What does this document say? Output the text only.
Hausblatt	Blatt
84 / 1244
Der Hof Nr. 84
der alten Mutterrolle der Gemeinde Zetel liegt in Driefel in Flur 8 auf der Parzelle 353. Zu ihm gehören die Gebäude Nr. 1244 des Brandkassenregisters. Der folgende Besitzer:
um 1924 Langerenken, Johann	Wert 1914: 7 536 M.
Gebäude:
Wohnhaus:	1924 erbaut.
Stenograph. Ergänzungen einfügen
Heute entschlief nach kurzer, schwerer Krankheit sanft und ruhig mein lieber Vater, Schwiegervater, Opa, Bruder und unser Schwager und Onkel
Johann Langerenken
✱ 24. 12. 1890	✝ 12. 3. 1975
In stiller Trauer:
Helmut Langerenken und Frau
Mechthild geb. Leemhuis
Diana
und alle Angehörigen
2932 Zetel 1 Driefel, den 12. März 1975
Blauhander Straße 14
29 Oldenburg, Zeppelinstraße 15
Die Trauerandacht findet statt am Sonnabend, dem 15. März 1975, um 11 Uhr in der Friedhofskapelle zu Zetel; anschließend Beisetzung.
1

--- --- ---

- DIRECTIONS FOR THIS TASK
Retype the material in full, character for character.

- WRITTEN RESPONSE
What does this document say? Output the text only.
Hausblatt	Blatt
84 / 1244
Der Hof Nr. 84
der alten Mutterrolle der Gemeinde Zetel liegt in Driefel in Flur 8 auf der Parzelle 353. Zu ihm gehören die Gebäude Nr. 1244 des Brandkassenregisters. Der folgende Besitzer:
um 1924 Langerenken, Johann	Wert 1914: 7 536 M.
Gebäude:
Wohnhaus:	1924 erbaut.
Stenograph. Ergänzungen einfügen
Heute entschlief nach kurzer, schwerer Krankheit sanft und ruhig mein lieber Vater, Schwiegervater, Opa, Bruder und unser Schwager und Onkel
Johann Langerenken
✱ 24. 12. 1890	✝ 12. 3. 1975
In stiller Trauer:
Helmut Langerenken und Frau
Mechthild geb. Leemhuis
Diana
und alle Angehörigen
2932 Zetel 1 Driefel, den 12. März 1975
Blauhander Straße 14
29 Oldenburg, Zeppelinstraße 15
Die Trauerandacht findet statt am Sonnabend, dem 15. März 1975, um 11 Uhr in der Friedhofskapelle zu Zetel; anschließend Beisetzung.
1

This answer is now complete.